[Dataset entries]
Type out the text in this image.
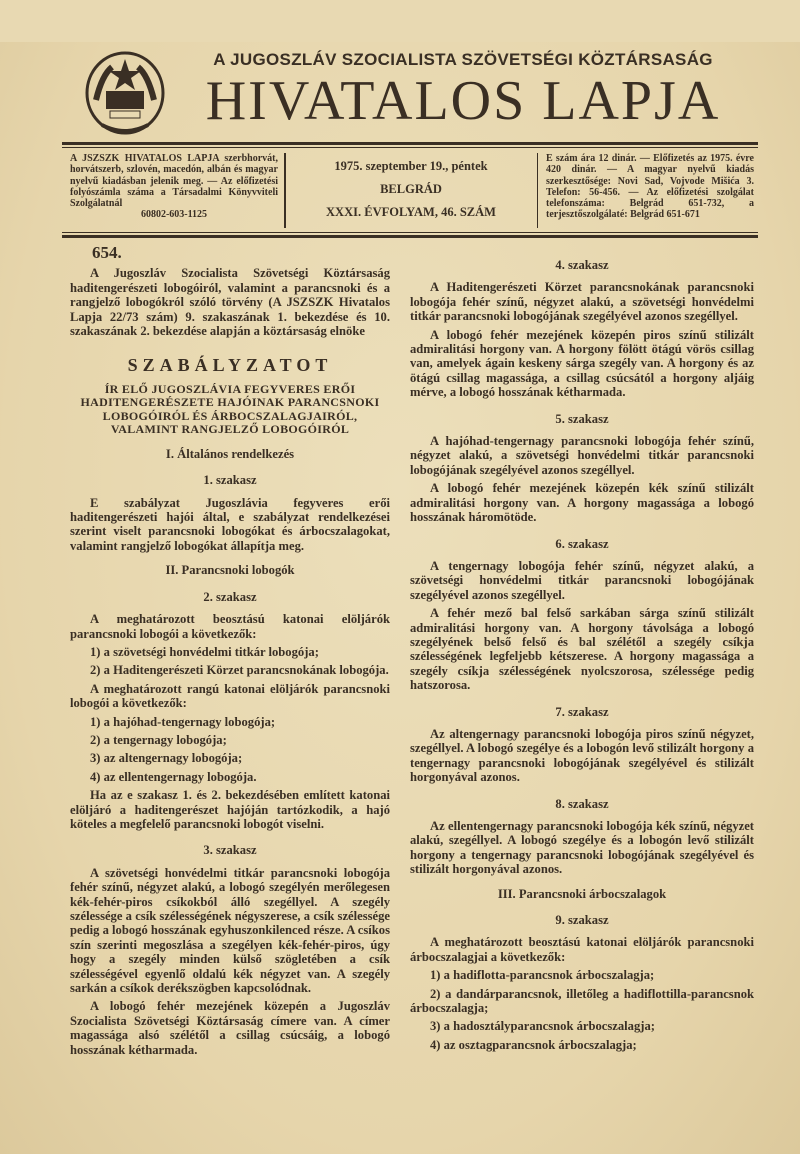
A JUGOSZLÁV SZOCIALISTA SZÖVETSÉGI KÖZTÁRSASÁG
HIVATALOS LAPJA
A JSZSZK HIVATALOS LAPJA szerbhorvát, horvátszerb, szlovén, macedón, albán és magyar nyelvű kiadásban jelenik meg. — Az előfizetési folyószámla száma a Társadalmi Könyvviteli Szolgálatnál
60802-603-1125
1975. szeptember 19., péntek
BELGRÁD
XXXI. ÉVFOLYAM, 46. SZÁM
E szám ára 12 dinár. — Előfizetés az 1975. évre 420 dinár. — A magyar nyelvű kiadás szerkesztősége: Novi Sad, Vojvode Mišića 3. Telefon: 56-456. — Az előfizetési szolgálat telefonszáma: Belgrád 651-732, a terjesztőszolgálaté: Belgrád 651-671
654.
A Jugoszláv Szocialista Szövetségi Köztársaság haditengerészeti lobogóiról, valamint a parancsnoki és a rangjelző lobogókról szóló törvény (A JSZSZK Hivatalos Lapja 22/73 szám) 9. szakaszának 1. bekezdése és 10. szakaszának 2. bekezdése alapján a köztársaság elnöke
SZABÁLYZATOT
ÍR ELŐ JUGOSZLÁVIA FEGYVERES ERŐI HADITENGERÉSZETE HAJÓINAK PARANCSNOKI LOBOGÓIRÓL ÉS ÁRBOCSZALAGJAIRÓL, VALAMINT RANGJELZŐ LOBOGÓIRÓL
I. Általános rendelkezés
1. szakasz
E szabályzat Jugoszlávia fegyveres erői haditengerészeti hajói által, e szabályzat rendelkezései szerint viselt parancsnoki lobogókat és árbocszalagokat, valamint rangjelző lobogókat állapítja meg.
II. Parancsnoki lobogók
2. szakasz
A meghatározott beosztású katonai elöljárók parancsnoki lobogói a következők:
1) a szövetségi honvédelmi titkár lobogója;
2) a Haditengerészeti Körzet parancsnokának lobogója.
A meghatározott rangú katonai elöljárók parancsnoki lobogói a következők:
1) a hajóhad-tengernagy lobogója;
2) a tengernagy lobogója;
3) az altengernagy lobogója;
4) az ellentengernagy lobogója.
Ha az e szakasz 1. és 2. bekezdésében említett katonai elöljáró a haditengerészet hajóján tartózkodik, a hajó köteles a megfelelő parancsnoki lobogót viselni.
3. szakasz
A szövetségi honvédelmi titkár parancsnoki lobogója fehér színű, négyzet alakú, a lobogó szegélyén merőlegesen kék-fehér-piros csíkokból álló szegéllyel. A szegély szélessége a csík szélességének négyszerese, a csík szélessége pedig a lobogó hosszának egyhuszonkilenced része. A csíkos szín szerinti megoszlása a szegélyen kék-fehér-piros, úgy hogy a szegély minden külső szögletében a csík szélességével egyenlő oldalú kék négyzet van. A szegély sarkán a csíkok derékszögben kapcsolódnak.
A lobogó fehér mezejének közepén a Jugoszláv Szocialista Szövetségi Köztársaság címere van. A címer magassága alsó szélétől a csillag csúcsáig, a lobogó hosszának kétharmada.
4. szakasz
A Haditengerészeti Körzet parancsnokának parancsnoki lobogója fehér színű, négyzet alakú, a szövetségi honvédelmi titkár parancsnoki lobogójának szegélyével azonos szegéllyel.
A lobogó fehér mezejének közepén piros színű stilizált admiralitási horgony van. A horgony fölött ötágú vörös csillag van, amelyek ágain keskeny sárga szegély van. A horgony és az ötágú csillag magassága, a csillag csúcsától a horgony aljáig mérve, a lobogó hosszának kétharmada.
5. szakasz
A hajóhad-tengernagy parancsnoki lobogója fehér színű, négyzet alakú, a szövetségi honvédelmi titkár parancsnoki lobogójának szegélyével azonos szegéllyel.
A lobogó fehér mezejének közepén kék színű stilizált admiralitási horgony van. A horgony magassága a lobogó hosszának háromötöde.
6. szakasz
A tengernagy lobogója fehér színű, négyzet alakú, a szövetségi honvédelmi titkár parancsnoki lobogójának szegélyével azonos szegéllyel.
A fehér mező bal felső sarkában sárga színű stilizált admiralitási horgony van. A horgony távolsága a lobogó szegélyének belső felső és bal szélétől a szegély csíkja szélességének legfeljebb kétszerese. A horgony magassága a szegély csíkja szélességének nyolcszorosa, szélessége pedig hatszorosa.
7. szakasz
Az altengernagy parancsnoki lobogója piros színű négyzet, szegéllyel. A lobogó szegélye és a lobogón levő stilizált horgony a tengernagy parancsnoki lobogójának szegélyével és stilizált horgonyával azonos.
8. szakasz
Az ellentengernagy parancsnoki lobogója kék színű, négyzet alakú, szegéllyel. A lobogó szegélye és a lobogón levő stilizált horgony a tengernagy parancsnoki lobogójának szegélyével és stilizált horgonyával azonos.
III. Parancsnoki árbocszalagok
9. szakasz
A meghatározott beosztású katonai elöljárók parancsnoki árbocszalagjai a következők:
1) a hadiflotta-parancsnok árbocszalagja;
2) a dandárparancsnok, illetőleg a hadiflottilla-parancsnok árbocszalagja;
3) a hadosztályparancsnok árbocszalagja;
4) az osztagparancsnok árbocszalagja;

### Directions for this task
Your task is to gather all lines from the entries above that hold the word "hajóhad".

### Full response
1) a hajóhad-tengernagy lobogója;
A hajóhad-tengernagy parancsnoki lobogója fehér színű, négyzet alakú, a szövetségi honvédelmi titkár parancsnoki lobogójának szegélyével azonos szegéllyel.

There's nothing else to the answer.